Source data

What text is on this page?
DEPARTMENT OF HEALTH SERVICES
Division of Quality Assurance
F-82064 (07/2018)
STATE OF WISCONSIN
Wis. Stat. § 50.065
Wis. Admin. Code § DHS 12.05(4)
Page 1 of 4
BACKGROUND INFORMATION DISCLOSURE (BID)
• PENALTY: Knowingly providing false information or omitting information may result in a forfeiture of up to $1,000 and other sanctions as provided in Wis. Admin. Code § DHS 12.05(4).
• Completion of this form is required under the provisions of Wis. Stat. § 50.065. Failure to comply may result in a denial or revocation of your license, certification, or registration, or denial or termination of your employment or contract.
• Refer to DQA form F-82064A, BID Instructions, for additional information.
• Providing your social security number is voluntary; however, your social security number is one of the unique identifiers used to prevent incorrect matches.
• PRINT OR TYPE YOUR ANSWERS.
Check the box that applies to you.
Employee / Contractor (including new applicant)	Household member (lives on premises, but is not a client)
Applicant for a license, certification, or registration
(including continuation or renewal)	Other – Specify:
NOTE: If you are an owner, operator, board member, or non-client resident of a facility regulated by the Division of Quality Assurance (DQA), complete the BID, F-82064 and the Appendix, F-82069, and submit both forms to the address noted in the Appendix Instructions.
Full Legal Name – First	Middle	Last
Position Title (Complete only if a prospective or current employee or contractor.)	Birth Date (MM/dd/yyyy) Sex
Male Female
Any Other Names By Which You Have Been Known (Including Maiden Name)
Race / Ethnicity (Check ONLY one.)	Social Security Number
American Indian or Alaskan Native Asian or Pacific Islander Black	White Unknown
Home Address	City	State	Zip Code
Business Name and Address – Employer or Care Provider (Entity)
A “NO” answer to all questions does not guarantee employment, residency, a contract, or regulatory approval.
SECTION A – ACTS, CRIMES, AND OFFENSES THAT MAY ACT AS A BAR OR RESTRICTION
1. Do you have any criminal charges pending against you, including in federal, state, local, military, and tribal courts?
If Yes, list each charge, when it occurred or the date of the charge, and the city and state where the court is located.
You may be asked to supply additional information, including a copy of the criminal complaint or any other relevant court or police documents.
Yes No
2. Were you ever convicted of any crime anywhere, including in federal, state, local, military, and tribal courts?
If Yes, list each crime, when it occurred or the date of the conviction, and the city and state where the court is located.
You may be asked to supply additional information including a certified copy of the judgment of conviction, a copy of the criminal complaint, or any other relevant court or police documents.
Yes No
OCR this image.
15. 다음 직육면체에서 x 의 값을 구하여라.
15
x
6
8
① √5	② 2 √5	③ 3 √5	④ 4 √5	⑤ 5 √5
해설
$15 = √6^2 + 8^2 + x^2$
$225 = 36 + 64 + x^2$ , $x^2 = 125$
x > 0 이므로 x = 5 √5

Directive
Everything from the line containing "OCR this image." to the end of the records must be written out exactly; include both of those lines and no others.

Output for this task
OCR this image.
15. 다음 직육면체에서 x 의 값을 구하여라.
15
x
6
8
① √5	② 2 √5	③ 3 √5	④ 4 √5	⑤ 5 √5
해설
$15 = √6^2 + 8^2 + x^2$
$225 = 36 + 64 + x^2$ , $x^2 = 125$
x > 0 이므로 x = 5 √5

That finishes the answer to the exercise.